#### Aim of the exercise
What follows are records. Restate all of them word for word.

#### Data excerpts
──────
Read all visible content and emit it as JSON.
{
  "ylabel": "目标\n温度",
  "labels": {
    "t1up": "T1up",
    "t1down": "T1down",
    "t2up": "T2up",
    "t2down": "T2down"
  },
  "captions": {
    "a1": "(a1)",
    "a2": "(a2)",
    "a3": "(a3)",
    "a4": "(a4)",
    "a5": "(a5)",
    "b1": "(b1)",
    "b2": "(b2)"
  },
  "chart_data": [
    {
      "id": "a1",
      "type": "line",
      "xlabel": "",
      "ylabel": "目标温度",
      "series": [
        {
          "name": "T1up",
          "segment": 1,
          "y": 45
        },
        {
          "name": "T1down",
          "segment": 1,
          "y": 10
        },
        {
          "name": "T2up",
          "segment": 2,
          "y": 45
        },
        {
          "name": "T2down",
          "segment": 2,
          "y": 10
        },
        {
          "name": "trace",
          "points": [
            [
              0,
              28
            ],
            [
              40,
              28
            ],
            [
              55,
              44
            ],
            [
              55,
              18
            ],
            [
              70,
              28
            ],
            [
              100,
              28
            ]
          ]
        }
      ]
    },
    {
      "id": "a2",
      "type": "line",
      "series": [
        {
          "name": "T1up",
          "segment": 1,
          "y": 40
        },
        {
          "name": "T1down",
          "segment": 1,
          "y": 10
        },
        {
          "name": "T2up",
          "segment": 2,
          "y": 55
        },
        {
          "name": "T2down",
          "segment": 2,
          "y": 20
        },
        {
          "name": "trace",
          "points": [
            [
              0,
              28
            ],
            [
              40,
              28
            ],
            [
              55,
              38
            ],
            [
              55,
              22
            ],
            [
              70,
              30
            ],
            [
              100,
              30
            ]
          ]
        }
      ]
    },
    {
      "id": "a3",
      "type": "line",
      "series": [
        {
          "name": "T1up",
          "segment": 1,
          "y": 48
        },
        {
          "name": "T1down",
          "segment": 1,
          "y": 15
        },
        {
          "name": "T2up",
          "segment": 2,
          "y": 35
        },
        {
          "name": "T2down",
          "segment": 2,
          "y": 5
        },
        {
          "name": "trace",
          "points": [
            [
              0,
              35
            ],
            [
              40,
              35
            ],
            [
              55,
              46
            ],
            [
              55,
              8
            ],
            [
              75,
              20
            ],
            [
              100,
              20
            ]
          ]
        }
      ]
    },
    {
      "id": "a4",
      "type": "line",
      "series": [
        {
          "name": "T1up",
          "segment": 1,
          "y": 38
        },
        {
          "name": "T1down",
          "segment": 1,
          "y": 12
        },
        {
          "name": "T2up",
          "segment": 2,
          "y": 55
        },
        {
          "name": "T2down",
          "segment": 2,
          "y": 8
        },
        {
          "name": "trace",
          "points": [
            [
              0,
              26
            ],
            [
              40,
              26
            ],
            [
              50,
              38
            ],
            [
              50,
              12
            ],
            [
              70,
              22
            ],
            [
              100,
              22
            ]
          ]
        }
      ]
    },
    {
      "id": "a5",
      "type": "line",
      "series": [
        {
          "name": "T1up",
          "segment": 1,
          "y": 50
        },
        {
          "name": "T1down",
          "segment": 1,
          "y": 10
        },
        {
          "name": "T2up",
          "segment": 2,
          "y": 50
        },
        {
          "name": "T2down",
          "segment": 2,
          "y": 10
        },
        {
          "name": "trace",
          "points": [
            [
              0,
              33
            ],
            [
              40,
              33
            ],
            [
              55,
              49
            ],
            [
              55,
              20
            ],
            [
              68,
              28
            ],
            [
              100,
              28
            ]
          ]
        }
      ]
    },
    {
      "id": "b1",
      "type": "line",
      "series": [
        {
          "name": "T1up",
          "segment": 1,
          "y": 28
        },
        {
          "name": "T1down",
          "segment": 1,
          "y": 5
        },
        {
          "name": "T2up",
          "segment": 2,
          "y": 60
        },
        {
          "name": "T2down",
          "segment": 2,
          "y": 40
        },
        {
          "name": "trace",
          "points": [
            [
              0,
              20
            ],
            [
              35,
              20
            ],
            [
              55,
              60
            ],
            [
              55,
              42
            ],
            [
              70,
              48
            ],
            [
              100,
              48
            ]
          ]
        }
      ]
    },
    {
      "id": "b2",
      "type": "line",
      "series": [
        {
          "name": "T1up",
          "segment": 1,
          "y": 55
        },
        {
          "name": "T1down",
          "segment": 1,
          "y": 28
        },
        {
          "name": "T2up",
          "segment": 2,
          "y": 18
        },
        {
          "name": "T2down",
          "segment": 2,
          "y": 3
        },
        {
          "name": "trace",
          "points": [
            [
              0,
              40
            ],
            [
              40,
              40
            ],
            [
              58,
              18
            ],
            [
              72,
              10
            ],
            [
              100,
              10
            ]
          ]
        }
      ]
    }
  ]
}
──────
#### Exercise response
Read all visible content and emit it as JSON.
{
  "ylabel": "目标\n温度",
  "labels": {
    "t1up": "T1up",
    "t1down": "T1down",
    "t2up": "T2up",
    "t2down": "T2down"
  },
  "captions": {
    "a1": "(a1)",
    "a2": "(a2)",
    "a3": "(a3)",
    "a4": "(a4)",
    "a5": "(a5)",
    "b1": "(b1)",
    "b2": "(b2)"
  },
  "chart_data": [
    {
      "id": "a1",
      "type": "line",
      "xlabel": "",
      "ylabel": "目标温度",
      "series": [
        {
          "name": "T1up",
          "segment": 1,
          "y": 45
        },
        {
          "name": "T1down",
          "segment": 1,
          "y": 10
        },
        {
          "name": "T2up",
          "segment": 2,
          "y": 45
        },
        {
          "name": "T2down",
          "segment": 2,
          "y": 10
        },
        {
          "name": "trace",
          "points": [
            [
              0,
              28
            ],
            [
              40,
              28
            ],
            [
              55,
              44
            ],
            [
              55,
              18
            ],
            [
              70,
              28
            ],
            [
              100,
              28
            ]
          ]
        }
      ]
    },
    {
      "id": "a2",
      "type": "line",
      "series": [
        {
          "name": "T1up",
          "segment": 1,
          "y": 40
        },
        {
          "name": "T1down",
          "segment": 1,
          "y": 10
        },
        {
          "name": "T2up",
          "segment": 2,
          "y": 55
        },
        {
          "name": "T2down",
          "segment": 2,
          "y": 20
        },
        {
          "name": "trace",
          "points": [
            [
              0,
              28
            ],
            [
              40,
              28
            ],
            [
              55,
              38
            ],
            [
              55,
              22
            ],
            [
              70,
              30
            ],
            [
              100,
              30
            ]
          ]
        }
      ]
    },
    {
      "id": "a3",
      "type": "line",
      "series": [
        {
          "name": "T1up",
          "segment": 1,
          "y": 48
        },
        {
          "name": "T1down",
          "segment": 1,
          "y": 15
        },
        {
          "name": "T2up",
          "segment": 2,
          "y": 35
        },
        {
          "name": "T2down",
          "segment": 2,
          "y": 5
        },
        {
          "name": "trace",
          "points": [
            [
              0,
              35
            ],
            [
              40,
              35
            ],
            [
              55,
              46
            ],
            [
              55,
              8
            ],
            [
              75,
              20
            ],
            [
              100,
              20
            ]
          ]
        }
      ]
    },
    {
      "id": "a4",
      "type": "line",
      "series": [
        {
          "name": "T1up",
          "segment": 1,
          "y": 38
        },
        {
          "name": "T1down",
          "segment": 1,
          "y": 12
        },
        {
          "name": "T2up",
          "segment": 2,
          "y": 55
        },
        {
          "name": "T2down",
          "segment": 2,
          "y": 8
        },
        {
          "name": "trace",
          "points": [
            [
              0,
              26
            ],
            [
              40,
              26
            ],
            [
              50,
              38
            ],
            [
              50,
              12
            ],
            [
              70,
              22
            ],
            [
              100,
              22
            ]
          ]
        }
      ]
    },
    {
      "id": "a5",
      "type": "line",
      "series": [
        {
          "name": "T1up",
          "segment": 1,
          "y": 50
        },
        {
          "name": "T1down",
          "segment": 1,
          "y": 10
        },
        {
          "name": "T2up",
          "segment": 2,
          "y": 50
        },
        {
          "name": "T2down",
          "segment": 2,
          "y": 10
        },
        {
          "name": "trace",
          "points": [
            [
              0,
              33
            ],
            [
              40,
              33
            ],
            [
              55,
              49
            ],
            [
              55,
              20
            ],
            [
              68,
              28
            ],
            [
              100,
              28
            ]
          ]
        }
      ]
    },
    {
      "id": "b1",
      "type": "line",
      "series": [
        {
          "name": "T1up",
          "segment": 1,
          "y": 28
        },
        {
          "name": "T1down",
          "segment": 1,
          "y": 5
        },
        {
          "name": "T2up",
          "segment": 2,
          "y": 60
        },
        {
          "name": "T2down",
          "segment": 2,
          "y": 40
        },
        {
          "name": "trace",
          "points": [
            [
              0,
              20
            ],
            [
              35,
              20
            ],
            [
              55,
              60
            ],
            [
              55,
              42
            ],
            [
              70,
              48
            ],
            [
              100,
              48
            ]
          ]
        }
      ]
    },
    {
      "id": "b2",
      "type": "line",
      "series": [
        {
          "name": "T1up",
          "segment": 1,
          "y": 55
        },
        {
          "name": "T1down",
          "segment": 1,
          "y": 28
        },
        {
          "name": "T2up",
          "segment": 2,
          "y": 18
        },
        {
          "name": "T2down",
          "segment": 2,
          "y": 3
        },
        {
          "name": "trace",
          "points": [
            [
              0,
              40
            ],
            [
              40,
              40
            ],
            [
              58,
              18
            ],
            [
              72,
              10
            ],
            [
              100,
              10
            ]
          ]
        }
      ]
    }
  ]
}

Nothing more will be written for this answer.